MATERIAL FOR THE TASK –

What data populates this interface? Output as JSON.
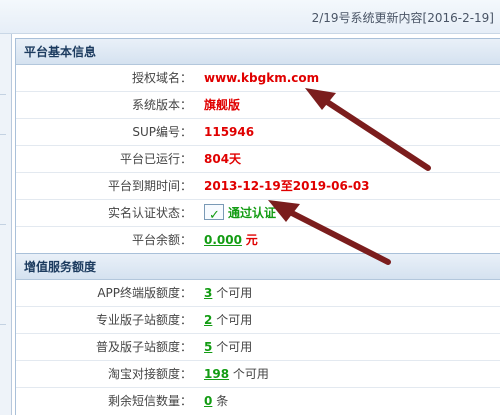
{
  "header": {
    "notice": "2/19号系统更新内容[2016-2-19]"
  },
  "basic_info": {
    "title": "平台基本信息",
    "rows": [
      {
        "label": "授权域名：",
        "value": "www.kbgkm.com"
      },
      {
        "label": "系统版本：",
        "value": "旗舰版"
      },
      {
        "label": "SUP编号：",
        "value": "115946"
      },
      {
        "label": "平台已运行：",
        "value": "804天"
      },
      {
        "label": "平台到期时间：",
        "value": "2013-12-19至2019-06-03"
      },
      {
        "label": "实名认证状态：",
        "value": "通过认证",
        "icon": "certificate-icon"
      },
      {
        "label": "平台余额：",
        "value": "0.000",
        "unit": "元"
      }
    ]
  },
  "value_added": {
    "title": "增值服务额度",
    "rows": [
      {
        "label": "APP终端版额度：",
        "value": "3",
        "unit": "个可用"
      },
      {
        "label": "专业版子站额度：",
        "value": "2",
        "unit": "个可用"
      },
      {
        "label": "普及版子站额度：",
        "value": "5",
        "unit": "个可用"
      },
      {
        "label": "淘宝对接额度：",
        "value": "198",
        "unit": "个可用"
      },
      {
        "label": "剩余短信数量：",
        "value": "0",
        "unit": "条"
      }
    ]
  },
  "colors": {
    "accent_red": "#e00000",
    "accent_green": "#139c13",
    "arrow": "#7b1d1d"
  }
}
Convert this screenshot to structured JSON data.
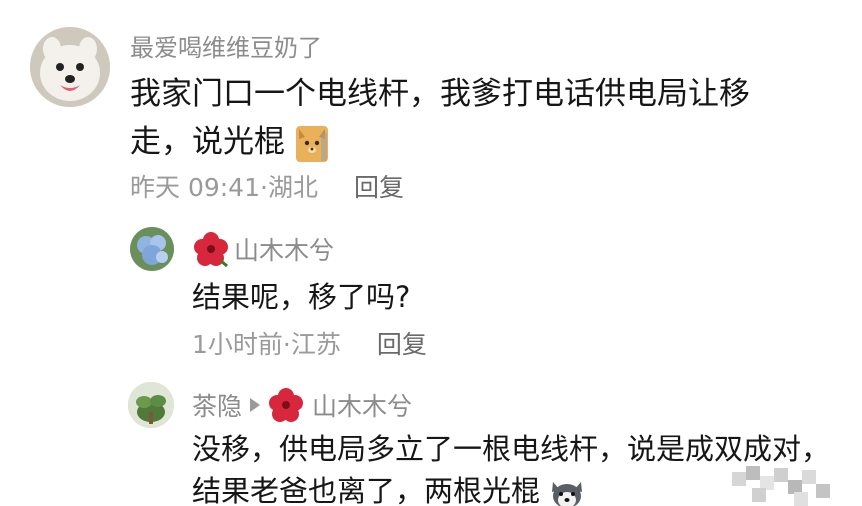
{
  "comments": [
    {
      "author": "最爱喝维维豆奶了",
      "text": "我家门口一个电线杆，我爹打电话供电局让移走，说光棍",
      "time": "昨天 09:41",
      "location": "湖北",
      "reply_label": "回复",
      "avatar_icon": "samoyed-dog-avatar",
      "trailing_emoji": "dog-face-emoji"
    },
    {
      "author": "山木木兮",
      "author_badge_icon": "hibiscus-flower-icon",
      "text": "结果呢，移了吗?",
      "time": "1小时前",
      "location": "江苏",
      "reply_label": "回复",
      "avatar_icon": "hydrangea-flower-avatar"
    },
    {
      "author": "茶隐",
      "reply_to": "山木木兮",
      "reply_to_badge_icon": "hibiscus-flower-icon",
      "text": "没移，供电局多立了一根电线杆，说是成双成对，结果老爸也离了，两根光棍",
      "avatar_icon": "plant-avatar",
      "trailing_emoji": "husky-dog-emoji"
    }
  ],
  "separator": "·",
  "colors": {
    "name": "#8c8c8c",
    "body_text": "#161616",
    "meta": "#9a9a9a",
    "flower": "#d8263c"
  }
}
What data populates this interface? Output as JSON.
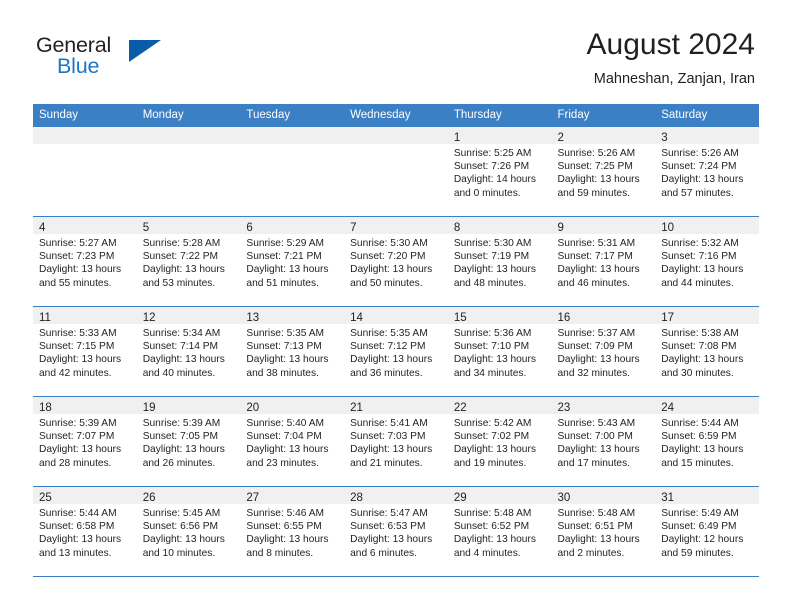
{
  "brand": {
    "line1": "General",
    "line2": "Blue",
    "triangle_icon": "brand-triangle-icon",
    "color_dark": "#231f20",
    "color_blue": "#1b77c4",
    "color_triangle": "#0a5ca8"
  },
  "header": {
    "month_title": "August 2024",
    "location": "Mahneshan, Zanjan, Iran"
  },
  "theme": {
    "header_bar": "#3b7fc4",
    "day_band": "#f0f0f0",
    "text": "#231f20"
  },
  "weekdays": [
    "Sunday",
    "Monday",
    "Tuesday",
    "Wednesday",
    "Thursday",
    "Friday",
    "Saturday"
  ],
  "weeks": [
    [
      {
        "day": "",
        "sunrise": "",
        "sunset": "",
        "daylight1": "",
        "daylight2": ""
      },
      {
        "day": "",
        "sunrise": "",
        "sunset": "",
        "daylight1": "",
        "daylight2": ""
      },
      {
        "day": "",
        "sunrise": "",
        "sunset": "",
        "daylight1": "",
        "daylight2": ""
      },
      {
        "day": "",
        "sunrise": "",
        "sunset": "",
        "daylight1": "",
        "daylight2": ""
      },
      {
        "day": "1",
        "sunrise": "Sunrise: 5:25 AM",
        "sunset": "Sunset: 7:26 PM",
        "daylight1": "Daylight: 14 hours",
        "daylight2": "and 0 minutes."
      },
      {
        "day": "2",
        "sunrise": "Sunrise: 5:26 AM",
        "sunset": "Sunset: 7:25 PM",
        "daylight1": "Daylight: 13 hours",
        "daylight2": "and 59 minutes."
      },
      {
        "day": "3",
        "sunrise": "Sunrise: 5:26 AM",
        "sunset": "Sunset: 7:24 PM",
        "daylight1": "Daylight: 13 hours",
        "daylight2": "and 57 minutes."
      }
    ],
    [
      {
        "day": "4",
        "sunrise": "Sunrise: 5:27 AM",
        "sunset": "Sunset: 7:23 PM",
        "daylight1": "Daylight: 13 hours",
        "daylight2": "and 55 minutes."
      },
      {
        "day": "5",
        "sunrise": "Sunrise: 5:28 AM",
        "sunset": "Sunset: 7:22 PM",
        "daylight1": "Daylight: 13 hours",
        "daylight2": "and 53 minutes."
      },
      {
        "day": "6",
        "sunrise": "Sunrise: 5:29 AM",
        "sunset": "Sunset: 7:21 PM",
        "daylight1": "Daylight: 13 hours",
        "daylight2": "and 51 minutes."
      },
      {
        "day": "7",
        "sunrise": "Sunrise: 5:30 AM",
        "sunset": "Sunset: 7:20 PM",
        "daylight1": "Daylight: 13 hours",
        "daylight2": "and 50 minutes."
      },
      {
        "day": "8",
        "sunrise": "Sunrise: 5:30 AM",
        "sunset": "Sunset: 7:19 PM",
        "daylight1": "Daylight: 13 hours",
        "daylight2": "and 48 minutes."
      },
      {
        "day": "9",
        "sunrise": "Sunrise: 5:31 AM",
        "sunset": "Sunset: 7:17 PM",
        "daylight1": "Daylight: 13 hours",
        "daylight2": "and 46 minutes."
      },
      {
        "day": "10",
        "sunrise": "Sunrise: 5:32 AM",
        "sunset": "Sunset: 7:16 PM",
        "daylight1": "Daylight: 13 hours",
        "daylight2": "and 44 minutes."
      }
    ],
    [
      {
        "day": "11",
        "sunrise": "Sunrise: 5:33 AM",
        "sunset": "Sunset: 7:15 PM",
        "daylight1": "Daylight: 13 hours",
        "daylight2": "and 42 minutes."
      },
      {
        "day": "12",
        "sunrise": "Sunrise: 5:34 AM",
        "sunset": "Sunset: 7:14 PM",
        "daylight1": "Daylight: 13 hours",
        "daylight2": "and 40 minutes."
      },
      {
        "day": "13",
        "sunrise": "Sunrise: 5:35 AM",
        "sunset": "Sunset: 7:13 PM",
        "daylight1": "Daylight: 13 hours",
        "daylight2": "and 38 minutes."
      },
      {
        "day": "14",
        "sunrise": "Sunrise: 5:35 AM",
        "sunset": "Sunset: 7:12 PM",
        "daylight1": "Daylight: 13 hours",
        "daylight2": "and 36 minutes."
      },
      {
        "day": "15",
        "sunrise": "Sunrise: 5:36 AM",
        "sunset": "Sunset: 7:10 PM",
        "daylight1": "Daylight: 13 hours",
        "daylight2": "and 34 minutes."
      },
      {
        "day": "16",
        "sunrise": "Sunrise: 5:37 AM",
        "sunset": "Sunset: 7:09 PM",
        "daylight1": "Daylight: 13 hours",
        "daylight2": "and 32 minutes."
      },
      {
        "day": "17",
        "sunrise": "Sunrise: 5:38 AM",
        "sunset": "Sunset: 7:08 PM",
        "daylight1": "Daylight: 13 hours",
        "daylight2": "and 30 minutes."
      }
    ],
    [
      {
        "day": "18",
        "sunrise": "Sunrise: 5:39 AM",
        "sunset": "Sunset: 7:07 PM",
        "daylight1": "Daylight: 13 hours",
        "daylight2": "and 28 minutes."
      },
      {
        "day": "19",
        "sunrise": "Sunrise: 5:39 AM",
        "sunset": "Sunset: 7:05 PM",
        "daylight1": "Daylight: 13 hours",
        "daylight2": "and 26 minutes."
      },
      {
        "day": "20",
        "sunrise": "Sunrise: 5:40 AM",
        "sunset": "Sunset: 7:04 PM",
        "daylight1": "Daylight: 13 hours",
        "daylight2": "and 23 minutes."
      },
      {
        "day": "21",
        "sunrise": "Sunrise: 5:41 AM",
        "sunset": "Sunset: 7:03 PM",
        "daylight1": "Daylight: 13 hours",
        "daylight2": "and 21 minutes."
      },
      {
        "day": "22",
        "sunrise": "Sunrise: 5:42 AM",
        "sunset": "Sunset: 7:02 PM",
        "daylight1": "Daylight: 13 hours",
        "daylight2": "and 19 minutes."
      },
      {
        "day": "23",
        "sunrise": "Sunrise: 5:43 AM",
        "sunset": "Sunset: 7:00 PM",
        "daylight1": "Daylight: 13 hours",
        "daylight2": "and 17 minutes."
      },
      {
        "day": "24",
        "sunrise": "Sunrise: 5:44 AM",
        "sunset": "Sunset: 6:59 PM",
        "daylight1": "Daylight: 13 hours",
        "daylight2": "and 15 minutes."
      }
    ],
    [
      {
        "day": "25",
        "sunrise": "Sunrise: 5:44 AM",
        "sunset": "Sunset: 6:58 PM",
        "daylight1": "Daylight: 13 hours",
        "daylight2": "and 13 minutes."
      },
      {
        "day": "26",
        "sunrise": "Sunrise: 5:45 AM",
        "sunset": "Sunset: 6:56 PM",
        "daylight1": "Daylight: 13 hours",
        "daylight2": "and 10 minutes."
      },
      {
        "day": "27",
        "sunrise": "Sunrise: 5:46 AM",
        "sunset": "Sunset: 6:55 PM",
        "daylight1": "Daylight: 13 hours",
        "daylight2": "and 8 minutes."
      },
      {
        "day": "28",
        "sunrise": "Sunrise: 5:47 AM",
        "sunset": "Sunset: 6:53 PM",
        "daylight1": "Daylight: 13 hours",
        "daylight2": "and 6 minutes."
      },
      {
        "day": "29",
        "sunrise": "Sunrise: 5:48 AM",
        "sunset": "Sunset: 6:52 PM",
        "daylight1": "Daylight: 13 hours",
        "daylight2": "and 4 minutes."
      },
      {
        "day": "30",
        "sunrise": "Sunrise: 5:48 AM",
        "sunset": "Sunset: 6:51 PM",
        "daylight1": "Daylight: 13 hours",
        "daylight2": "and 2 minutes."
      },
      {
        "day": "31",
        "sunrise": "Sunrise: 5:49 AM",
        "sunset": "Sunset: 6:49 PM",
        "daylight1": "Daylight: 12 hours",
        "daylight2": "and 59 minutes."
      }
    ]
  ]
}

...

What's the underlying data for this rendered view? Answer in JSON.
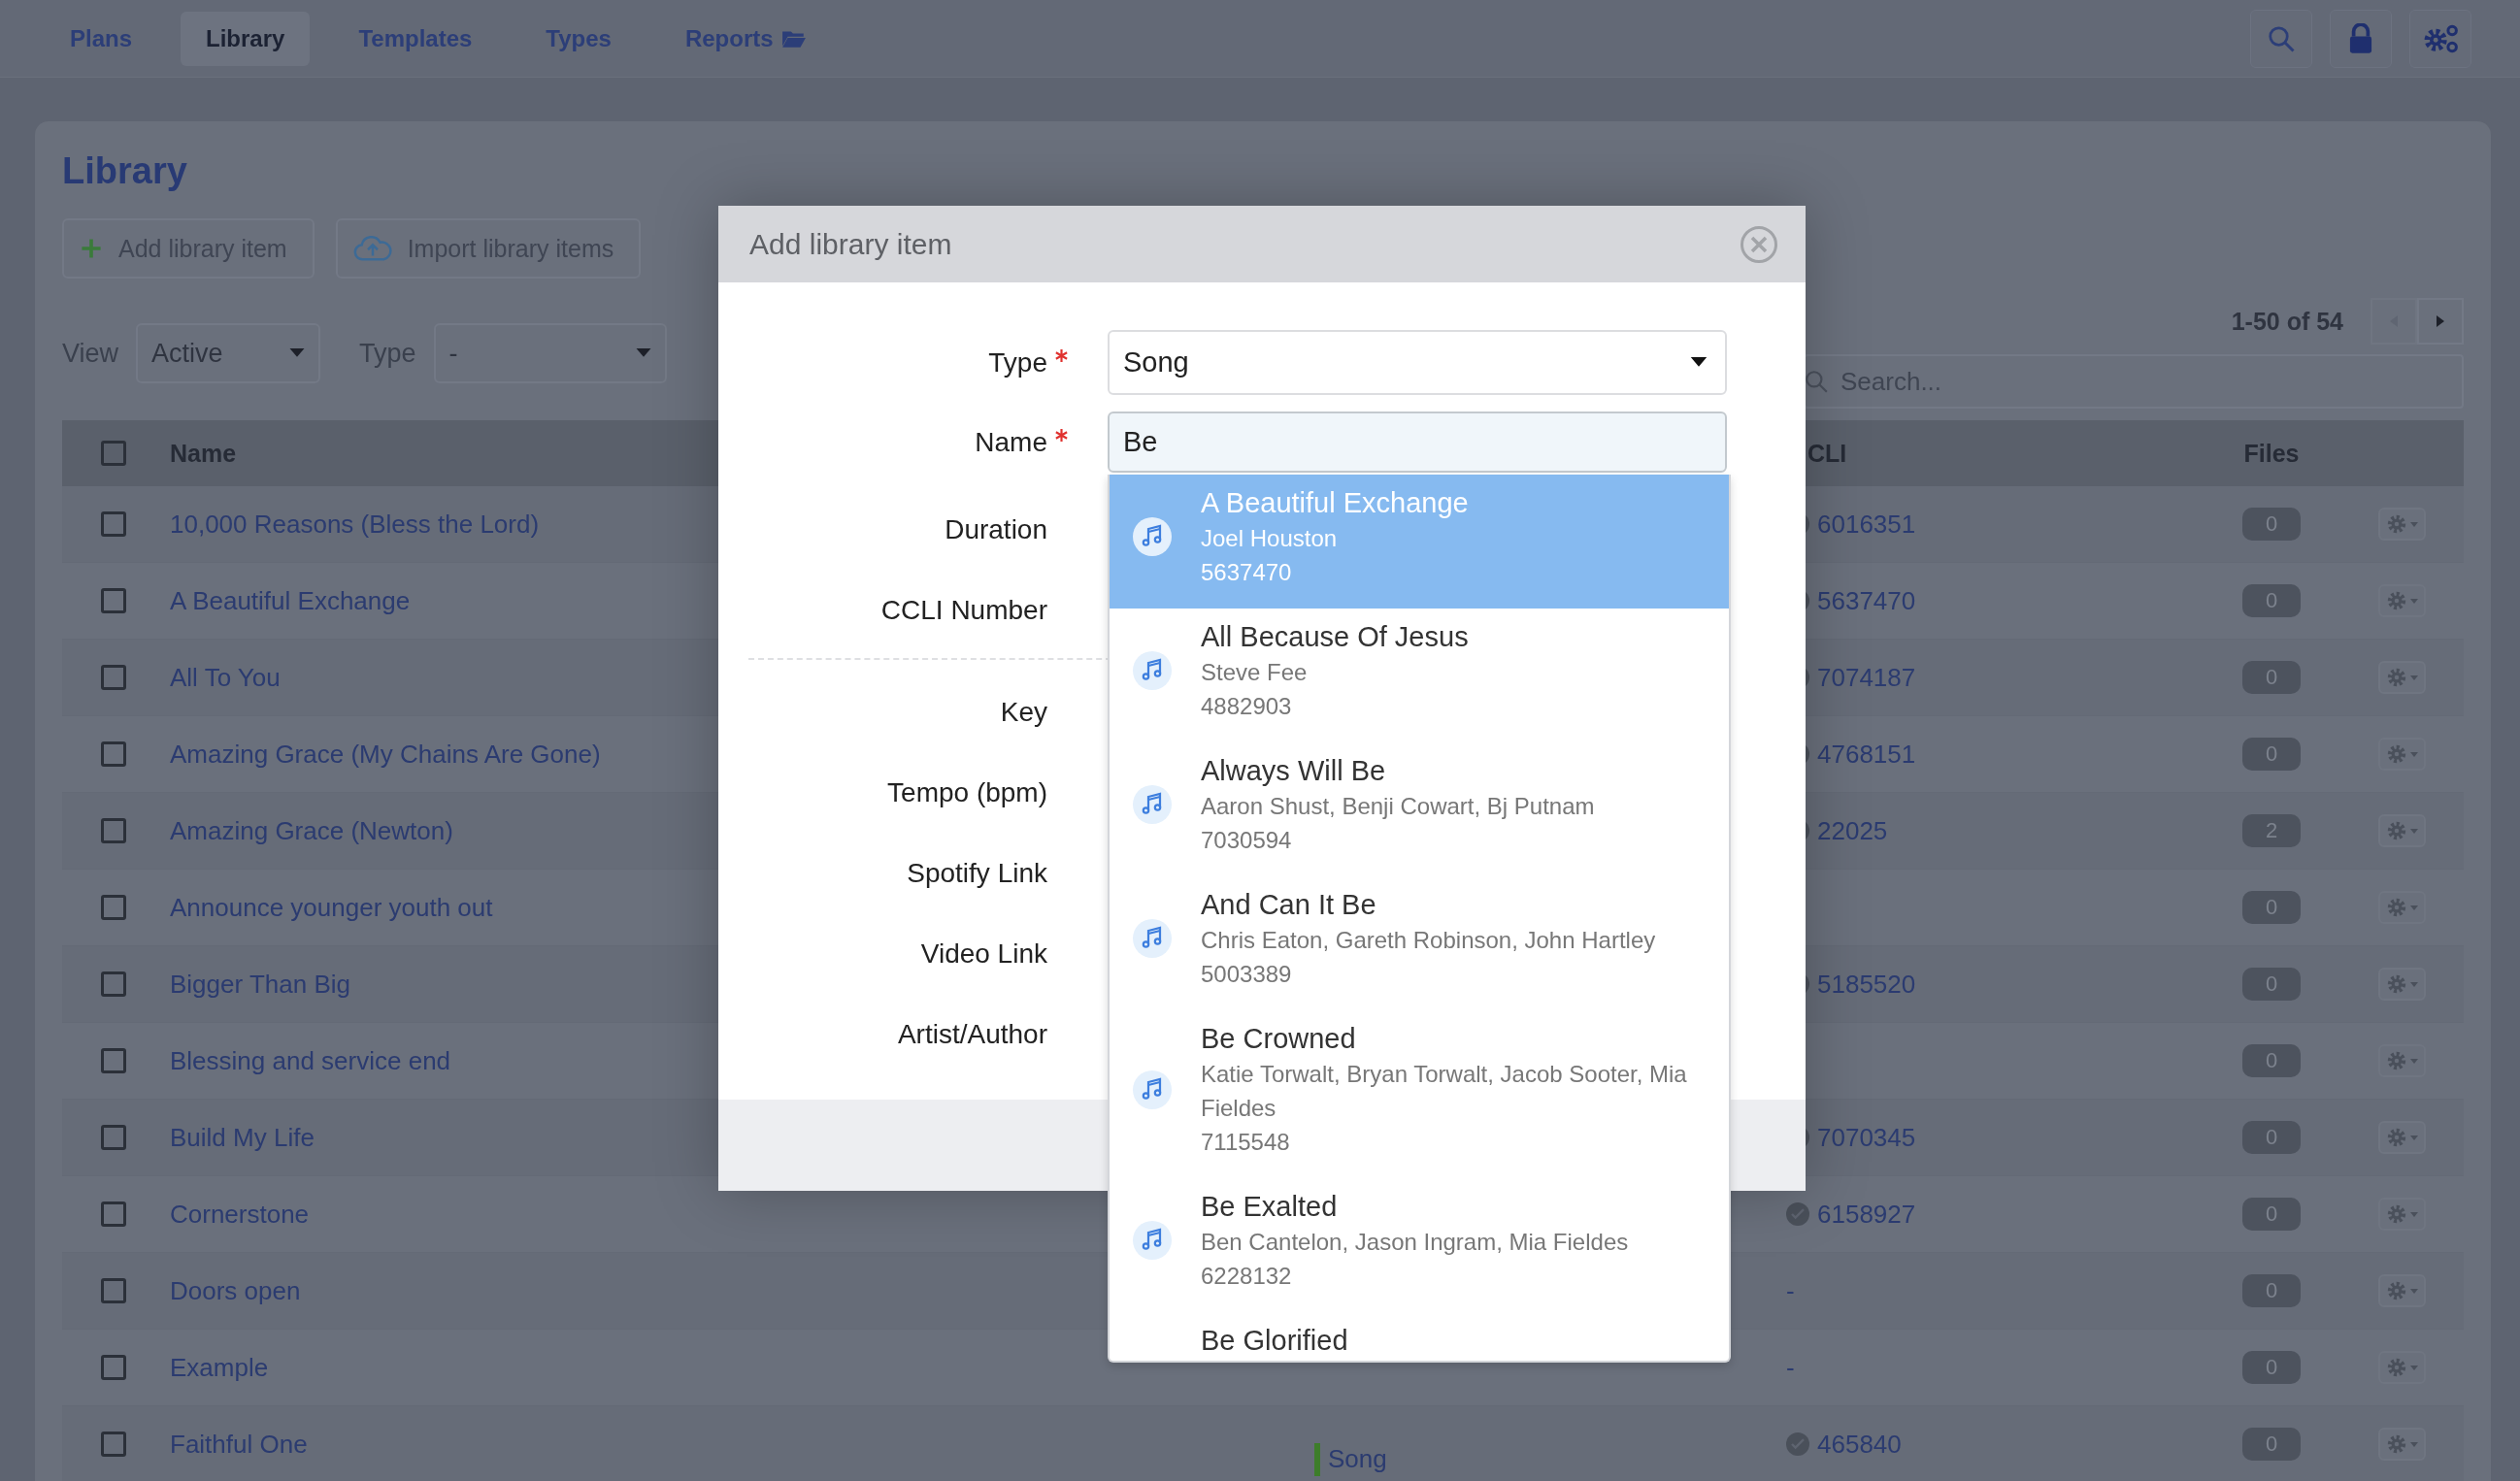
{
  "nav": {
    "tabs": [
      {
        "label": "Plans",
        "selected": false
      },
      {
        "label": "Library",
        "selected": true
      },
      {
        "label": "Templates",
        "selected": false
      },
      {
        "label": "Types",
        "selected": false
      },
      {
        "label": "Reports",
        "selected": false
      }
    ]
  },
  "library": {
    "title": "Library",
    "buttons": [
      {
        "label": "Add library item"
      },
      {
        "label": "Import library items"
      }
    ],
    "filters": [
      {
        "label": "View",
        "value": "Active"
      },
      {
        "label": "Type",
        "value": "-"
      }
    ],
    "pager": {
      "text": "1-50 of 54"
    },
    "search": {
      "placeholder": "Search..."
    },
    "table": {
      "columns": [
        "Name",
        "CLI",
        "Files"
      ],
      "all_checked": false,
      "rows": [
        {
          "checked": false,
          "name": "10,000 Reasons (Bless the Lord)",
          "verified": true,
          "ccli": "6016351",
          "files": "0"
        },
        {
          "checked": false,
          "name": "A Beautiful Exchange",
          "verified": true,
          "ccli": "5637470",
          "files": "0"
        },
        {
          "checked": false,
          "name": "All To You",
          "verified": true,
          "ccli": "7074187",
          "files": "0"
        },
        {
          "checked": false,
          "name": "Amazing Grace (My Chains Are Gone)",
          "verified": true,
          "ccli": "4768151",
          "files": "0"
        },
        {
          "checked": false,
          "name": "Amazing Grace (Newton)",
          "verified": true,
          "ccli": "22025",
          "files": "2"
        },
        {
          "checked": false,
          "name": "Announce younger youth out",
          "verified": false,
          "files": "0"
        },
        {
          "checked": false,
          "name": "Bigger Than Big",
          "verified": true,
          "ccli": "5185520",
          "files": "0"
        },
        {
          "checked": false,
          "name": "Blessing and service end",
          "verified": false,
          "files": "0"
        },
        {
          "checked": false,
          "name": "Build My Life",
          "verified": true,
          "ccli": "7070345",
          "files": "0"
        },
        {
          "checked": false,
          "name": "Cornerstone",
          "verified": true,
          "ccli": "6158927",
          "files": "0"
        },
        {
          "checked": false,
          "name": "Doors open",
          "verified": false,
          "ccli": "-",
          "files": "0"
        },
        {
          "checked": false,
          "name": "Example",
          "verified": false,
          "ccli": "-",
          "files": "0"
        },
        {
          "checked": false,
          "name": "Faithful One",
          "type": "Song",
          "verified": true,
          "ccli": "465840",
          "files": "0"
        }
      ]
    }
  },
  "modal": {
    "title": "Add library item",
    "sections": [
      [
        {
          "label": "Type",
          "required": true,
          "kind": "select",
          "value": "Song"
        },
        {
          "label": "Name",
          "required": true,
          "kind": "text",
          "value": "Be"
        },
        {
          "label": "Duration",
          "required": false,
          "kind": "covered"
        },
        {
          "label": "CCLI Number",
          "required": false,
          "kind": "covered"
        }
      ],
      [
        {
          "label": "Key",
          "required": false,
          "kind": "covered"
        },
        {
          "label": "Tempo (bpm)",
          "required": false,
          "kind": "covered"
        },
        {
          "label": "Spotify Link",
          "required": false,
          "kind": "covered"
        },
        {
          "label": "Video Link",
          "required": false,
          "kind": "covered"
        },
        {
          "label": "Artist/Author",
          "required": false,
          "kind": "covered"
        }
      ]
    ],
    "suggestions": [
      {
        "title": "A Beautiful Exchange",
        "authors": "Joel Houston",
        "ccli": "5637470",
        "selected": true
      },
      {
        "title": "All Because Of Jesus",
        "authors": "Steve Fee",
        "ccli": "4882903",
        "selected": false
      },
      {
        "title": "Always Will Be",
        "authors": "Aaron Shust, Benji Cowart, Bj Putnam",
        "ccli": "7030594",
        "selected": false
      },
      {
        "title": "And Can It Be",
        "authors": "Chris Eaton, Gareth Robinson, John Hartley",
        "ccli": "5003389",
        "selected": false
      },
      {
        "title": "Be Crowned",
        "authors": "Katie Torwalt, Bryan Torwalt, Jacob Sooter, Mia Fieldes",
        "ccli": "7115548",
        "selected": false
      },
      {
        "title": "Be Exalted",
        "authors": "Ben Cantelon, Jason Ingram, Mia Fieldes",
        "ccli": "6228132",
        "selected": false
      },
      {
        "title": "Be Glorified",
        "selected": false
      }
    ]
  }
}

DIRECTION – For the data above, state how many lines contain "Grace"; the number is the whole answer.

SOLUTION TO THIS TASK – 2